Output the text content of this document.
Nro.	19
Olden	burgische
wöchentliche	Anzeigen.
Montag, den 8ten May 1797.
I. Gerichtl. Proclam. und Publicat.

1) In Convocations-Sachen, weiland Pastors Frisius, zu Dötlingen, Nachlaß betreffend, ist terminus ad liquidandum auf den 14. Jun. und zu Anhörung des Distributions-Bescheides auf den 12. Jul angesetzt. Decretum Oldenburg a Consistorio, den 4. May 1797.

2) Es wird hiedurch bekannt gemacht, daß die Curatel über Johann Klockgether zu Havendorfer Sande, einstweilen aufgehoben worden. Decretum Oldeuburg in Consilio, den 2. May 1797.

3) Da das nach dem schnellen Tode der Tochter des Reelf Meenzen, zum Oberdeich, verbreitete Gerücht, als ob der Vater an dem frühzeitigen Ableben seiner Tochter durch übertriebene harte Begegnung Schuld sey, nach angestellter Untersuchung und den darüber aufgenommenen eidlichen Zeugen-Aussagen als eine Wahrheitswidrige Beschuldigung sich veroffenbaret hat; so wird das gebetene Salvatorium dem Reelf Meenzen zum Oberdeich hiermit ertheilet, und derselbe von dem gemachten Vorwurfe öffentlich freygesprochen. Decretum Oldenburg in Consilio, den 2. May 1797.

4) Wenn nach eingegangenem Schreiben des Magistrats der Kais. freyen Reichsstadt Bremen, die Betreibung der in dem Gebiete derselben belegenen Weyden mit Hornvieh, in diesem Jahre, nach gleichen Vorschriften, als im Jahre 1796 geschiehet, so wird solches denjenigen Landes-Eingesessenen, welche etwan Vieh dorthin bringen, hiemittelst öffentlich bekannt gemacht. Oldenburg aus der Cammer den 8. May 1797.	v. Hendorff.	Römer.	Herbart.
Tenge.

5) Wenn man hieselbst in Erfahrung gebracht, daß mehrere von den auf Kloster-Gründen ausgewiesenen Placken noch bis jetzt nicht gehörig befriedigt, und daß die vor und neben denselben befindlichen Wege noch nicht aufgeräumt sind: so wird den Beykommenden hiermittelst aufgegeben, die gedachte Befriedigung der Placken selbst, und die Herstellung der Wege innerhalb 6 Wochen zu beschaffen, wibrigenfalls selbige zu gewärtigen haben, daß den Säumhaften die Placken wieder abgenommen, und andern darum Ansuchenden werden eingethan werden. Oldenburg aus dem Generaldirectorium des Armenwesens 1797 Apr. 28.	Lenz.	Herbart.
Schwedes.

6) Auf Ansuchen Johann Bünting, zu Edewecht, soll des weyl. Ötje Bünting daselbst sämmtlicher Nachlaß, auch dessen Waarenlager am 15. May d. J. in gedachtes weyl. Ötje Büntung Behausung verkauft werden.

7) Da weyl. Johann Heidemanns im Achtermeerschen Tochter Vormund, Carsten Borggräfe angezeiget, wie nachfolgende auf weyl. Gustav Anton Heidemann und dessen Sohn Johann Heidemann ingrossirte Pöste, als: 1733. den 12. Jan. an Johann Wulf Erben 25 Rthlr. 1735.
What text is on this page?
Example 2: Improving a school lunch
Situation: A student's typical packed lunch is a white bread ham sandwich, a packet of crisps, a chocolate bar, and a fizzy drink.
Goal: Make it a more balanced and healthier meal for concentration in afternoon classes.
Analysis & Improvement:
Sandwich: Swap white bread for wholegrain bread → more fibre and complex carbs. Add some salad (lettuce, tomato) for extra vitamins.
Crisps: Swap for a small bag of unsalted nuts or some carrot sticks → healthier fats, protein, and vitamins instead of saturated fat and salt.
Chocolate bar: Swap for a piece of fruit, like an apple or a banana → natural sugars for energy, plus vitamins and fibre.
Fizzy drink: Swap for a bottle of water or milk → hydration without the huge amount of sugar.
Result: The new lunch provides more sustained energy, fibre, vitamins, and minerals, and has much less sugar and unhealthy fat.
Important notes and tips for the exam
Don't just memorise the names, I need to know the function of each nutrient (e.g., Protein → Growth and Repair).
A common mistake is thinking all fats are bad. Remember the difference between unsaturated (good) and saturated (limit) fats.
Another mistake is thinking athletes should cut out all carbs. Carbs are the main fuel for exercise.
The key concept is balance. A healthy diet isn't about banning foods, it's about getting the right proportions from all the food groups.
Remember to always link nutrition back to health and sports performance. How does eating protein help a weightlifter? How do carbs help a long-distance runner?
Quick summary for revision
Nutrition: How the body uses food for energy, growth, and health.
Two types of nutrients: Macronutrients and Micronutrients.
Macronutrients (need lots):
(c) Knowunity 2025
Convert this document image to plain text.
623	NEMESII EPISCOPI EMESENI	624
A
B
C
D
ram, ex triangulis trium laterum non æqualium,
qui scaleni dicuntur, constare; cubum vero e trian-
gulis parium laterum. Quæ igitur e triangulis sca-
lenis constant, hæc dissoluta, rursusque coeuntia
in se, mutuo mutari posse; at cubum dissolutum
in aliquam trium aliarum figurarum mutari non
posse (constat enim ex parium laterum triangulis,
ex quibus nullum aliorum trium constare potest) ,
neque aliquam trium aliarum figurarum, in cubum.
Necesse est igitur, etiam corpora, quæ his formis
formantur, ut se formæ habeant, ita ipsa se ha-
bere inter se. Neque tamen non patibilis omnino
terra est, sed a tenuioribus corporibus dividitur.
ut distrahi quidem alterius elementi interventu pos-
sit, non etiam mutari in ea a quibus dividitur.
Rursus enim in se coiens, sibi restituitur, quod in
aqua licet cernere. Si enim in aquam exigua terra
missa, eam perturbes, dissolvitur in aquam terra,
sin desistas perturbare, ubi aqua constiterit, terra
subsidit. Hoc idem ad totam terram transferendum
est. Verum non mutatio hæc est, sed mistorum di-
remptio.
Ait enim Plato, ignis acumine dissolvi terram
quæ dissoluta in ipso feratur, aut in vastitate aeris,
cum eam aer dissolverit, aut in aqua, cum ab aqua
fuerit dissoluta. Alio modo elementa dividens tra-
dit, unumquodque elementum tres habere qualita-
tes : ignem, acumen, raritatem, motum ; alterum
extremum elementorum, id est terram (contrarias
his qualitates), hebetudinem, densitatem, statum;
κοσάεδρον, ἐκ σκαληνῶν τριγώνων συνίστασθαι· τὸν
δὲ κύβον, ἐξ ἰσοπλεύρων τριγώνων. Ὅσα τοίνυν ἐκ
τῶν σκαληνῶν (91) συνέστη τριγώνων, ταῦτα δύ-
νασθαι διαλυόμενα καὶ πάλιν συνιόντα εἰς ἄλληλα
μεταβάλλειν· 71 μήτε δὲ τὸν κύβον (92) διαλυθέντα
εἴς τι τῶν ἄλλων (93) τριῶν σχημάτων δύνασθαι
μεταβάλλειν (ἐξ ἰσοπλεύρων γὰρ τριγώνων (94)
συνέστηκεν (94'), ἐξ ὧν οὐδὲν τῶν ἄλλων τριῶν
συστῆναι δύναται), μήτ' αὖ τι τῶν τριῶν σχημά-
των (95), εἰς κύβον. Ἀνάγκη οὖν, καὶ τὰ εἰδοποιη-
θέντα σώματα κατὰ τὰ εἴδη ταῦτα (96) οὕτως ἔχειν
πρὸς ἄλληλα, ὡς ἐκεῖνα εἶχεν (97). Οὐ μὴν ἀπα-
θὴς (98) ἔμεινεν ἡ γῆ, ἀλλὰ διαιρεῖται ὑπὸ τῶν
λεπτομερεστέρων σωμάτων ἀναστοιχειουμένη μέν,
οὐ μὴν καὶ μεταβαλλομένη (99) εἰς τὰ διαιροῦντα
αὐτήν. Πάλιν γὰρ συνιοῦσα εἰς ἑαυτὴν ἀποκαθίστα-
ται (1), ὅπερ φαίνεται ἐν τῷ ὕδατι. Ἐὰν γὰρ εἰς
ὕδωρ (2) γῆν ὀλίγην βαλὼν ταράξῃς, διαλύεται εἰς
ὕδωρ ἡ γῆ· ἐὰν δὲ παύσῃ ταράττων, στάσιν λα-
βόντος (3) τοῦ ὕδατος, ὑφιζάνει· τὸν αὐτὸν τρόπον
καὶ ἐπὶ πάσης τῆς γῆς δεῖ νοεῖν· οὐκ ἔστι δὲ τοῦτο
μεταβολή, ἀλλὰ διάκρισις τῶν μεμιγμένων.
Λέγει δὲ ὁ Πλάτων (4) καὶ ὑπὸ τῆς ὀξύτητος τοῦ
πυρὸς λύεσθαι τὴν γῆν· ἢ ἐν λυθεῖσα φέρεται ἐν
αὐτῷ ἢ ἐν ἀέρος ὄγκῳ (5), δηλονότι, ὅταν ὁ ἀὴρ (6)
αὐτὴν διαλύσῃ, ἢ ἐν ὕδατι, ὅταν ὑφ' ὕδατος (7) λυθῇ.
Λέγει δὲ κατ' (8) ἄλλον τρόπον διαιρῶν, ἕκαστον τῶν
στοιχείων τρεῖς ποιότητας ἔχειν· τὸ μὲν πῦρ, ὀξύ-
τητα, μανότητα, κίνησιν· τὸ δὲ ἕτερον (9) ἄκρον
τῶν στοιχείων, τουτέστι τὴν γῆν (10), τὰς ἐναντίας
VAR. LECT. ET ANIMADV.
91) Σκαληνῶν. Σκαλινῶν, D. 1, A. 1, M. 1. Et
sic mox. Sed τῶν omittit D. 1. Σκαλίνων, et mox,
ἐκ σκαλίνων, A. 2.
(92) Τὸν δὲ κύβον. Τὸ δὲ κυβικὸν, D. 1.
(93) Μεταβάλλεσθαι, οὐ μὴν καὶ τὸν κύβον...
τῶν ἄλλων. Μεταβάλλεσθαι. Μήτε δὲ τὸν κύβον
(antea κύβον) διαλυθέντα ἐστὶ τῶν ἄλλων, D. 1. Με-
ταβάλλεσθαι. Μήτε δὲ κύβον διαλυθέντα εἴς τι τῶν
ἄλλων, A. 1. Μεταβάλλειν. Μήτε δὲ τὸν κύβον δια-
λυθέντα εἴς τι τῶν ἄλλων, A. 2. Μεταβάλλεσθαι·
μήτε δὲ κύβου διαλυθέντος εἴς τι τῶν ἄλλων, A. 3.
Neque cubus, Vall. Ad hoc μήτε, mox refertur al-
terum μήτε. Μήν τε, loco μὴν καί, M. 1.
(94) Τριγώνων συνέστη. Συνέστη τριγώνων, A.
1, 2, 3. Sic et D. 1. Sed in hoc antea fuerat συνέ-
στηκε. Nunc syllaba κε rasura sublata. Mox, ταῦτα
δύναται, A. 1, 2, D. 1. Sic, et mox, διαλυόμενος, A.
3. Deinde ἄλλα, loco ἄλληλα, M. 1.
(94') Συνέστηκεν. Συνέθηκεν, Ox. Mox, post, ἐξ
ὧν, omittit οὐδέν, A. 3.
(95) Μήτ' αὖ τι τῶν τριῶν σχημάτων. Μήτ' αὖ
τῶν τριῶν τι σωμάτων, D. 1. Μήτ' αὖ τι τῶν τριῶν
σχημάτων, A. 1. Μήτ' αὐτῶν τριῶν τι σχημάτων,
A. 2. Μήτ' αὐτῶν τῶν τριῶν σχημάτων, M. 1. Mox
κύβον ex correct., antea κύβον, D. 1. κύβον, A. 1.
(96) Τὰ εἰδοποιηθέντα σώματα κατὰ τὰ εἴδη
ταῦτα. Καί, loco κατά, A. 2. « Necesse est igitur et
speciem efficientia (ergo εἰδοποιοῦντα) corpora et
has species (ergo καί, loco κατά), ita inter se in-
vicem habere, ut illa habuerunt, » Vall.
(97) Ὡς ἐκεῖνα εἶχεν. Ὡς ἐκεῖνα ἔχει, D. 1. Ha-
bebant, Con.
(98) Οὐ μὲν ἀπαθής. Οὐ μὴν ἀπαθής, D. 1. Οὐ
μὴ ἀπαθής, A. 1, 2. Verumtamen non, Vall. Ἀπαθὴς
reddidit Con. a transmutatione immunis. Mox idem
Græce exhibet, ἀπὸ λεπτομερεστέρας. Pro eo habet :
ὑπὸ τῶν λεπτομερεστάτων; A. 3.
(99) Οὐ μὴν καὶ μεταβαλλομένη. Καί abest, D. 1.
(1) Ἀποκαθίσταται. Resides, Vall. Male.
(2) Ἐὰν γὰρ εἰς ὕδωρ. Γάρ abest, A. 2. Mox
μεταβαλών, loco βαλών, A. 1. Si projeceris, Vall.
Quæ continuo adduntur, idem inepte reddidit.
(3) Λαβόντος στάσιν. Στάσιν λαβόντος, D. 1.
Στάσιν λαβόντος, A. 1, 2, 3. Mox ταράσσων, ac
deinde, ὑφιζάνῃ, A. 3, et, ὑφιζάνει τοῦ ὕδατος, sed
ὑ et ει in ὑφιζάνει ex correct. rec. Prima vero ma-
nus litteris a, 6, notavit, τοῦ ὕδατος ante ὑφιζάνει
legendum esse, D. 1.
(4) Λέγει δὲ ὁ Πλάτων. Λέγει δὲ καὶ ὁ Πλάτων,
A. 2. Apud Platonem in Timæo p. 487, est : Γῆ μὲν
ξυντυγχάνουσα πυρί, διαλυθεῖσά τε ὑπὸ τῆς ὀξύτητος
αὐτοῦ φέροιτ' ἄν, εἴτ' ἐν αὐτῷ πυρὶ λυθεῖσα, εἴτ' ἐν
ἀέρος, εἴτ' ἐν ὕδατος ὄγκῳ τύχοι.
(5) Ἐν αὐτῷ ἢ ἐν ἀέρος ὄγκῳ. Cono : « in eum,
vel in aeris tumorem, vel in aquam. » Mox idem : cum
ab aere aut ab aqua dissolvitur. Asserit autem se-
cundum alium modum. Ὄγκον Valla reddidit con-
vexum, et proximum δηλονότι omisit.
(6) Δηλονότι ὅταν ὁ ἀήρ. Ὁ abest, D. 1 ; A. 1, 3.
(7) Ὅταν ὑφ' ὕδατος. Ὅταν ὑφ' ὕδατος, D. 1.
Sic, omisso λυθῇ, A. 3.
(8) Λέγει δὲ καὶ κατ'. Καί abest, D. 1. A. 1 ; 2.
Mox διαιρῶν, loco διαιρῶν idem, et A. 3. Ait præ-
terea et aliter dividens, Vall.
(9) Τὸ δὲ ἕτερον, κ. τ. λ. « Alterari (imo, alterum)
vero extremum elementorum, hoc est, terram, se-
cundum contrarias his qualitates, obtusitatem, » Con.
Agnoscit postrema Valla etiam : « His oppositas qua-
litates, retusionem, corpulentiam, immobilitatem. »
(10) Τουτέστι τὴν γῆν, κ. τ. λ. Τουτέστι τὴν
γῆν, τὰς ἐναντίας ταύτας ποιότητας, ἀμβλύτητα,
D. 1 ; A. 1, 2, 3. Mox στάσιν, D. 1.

EXERCISE OBJECTIVE: Give the number of lines above that hold the word "ἀλλὰ", and nothing more.

ANSWER SECTION: 2